Stored items:
• • • •
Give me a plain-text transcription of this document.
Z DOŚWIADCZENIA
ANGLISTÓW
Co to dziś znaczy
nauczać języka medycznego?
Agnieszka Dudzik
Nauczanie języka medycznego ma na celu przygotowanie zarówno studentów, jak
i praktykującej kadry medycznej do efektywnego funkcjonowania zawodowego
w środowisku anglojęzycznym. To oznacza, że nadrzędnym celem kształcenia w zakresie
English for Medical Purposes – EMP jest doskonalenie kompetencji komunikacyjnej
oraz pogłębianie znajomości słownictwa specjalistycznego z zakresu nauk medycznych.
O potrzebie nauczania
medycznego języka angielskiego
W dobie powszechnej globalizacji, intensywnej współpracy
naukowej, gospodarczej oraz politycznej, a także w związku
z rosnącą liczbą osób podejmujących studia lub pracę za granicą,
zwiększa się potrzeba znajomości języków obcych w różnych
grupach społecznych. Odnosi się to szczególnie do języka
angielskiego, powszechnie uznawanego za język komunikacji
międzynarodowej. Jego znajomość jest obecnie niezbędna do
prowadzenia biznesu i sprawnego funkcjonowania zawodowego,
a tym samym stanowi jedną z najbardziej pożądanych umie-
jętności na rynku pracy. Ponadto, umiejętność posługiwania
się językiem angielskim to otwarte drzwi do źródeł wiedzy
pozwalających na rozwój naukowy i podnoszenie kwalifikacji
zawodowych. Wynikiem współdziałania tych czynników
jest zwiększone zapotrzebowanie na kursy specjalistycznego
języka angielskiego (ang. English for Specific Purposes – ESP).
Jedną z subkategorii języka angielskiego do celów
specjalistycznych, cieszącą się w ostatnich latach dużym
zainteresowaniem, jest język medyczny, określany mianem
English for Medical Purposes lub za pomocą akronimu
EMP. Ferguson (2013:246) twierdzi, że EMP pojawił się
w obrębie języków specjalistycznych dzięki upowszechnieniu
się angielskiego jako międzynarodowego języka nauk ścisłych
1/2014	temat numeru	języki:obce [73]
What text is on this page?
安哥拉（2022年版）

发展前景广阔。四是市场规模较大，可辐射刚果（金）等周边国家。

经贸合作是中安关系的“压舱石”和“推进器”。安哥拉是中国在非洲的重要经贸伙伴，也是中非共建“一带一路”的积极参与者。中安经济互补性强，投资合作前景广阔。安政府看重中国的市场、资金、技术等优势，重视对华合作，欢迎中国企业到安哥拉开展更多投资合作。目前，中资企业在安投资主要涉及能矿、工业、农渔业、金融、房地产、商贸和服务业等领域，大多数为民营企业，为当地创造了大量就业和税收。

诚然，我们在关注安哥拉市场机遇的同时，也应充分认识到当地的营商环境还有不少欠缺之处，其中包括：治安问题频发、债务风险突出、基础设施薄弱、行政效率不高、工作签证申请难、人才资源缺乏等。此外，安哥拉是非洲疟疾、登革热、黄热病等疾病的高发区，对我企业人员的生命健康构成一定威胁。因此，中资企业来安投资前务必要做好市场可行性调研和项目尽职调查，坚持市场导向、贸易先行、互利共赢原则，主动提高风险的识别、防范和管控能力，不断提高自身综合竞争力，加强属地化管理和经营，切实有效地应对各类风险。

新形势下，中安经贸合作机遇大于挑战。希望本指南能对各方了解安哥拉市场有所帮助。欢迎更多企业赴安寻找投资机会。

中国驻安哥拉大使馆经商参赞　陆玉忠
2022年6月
• • • •
- **WHAT YOU NEED TO DO**
Show each line in the entries that holds the string "oraz".

- **THE REPLY**
oraz pogłębianie znajomości słownictwa specjalistycznego z zakresu nauk medycznych.
naukowej, gospodarczej oraz politycznej, a także w związku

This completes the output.